§ **Task prompt**
Look through the material below and count the lines with the string "this". Report only the count.
-- START OF Listing --
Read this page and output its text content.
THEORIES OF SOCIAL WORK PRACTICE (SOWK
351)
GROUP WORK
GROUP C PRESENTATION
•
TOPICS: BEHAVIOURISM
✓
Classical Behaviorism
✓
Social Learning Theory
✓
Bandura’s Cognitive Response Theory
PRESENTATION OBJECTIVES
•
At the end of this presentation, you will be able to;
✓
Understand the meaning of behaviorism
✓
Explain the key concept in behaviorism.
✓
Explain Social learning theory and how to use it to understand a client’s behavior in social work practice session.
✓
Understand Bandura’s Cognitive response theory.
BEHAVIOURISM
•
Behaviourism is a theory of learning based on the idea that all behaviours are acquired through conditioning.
-- END OF Listing --
-- START OF Listing --
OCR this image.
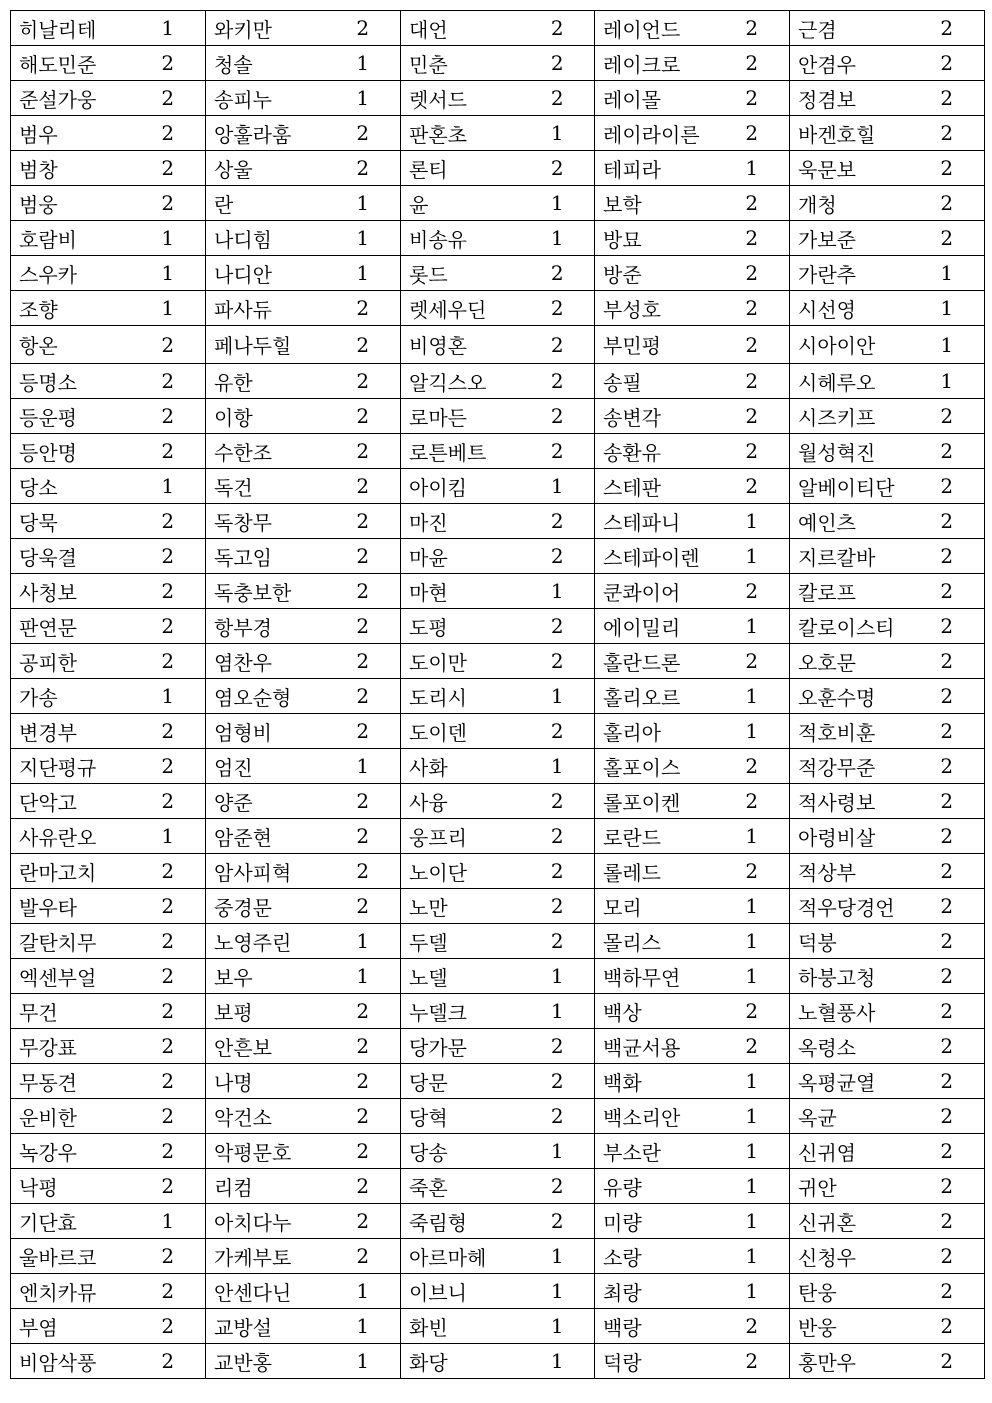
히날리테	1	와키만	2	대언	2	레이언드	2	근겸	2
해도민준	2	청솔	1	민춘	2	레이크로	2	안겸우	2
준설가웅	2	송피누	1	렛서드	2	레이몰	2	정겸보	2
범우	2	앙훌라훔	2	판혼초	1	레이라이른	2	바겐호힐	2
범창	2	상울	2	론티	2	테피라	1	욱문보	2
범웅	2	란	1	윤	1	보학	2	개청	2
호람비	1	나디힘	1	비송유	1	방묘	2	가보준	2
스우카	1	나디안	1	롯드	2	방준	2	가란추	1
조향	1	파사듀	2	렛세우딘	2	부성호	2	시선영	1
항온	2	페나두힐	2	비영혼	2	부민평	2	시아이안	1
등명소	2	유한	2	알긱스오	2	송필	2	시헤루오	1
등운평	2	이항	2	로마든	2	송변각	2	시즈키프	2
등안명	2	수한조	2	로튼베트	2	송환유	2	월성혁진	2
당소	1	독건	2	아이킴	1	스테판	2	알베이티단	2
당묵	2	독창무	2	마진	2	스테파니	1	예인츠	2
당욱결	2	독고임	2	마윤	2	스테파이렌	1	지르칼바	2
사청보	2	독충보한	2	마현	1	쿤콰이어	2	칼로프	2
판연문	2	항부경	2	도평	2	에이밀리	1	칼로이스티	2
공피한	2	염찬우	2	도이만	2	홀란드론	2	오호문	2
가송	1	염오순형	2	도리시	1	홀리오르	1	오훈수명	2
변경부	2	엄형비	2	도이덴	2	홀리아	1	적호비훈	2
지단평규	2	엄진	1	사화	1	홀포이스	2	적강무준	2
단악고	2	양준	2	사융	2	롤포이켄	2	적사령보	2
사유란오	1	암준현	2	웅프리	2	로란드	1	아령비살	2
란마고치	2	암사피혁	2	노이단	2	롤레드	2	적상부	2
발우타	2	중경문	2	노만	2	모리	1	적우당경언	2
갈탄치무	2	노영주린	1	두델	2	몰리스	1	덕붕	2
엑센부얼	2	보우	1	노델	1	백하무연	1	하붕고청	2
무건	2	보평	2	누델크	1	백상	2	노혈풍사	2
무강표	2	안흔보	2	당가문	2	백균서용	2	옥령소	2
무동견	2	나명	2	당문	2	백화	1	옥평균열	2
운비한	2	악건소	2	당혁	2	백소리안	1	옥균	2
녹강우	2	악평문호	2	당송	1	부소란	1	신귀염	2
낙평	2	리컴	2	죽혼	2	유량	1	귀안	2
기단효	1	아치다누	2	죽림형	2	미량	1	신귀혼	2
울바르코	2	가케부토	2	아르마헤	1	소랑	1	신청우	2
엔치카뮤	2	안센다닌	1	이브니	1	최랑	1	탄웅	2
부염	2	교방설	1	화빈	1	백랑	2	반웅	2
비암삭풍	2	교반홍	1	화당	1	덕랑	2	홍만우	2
-- END OF Listing --
§ **Reply to the exercise**
3